**Information supplied**:
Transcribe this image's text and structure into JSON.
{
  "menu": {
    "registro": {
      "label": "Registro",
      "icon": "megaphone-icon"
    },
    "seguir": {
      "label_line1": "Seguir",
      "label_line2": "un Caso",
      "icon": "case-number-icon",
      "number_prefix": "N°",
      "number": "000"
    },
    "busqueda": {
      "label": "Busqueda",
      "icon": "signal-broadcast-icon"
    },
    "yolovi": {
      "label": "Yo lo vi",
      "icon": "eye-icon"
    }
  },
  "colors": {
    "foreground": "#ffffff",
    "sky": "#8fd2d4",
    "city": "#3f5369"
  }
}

**Description of the task**: Find how many lines in the material hold the word "icon" and state that number alone.

**Worked solution**: 4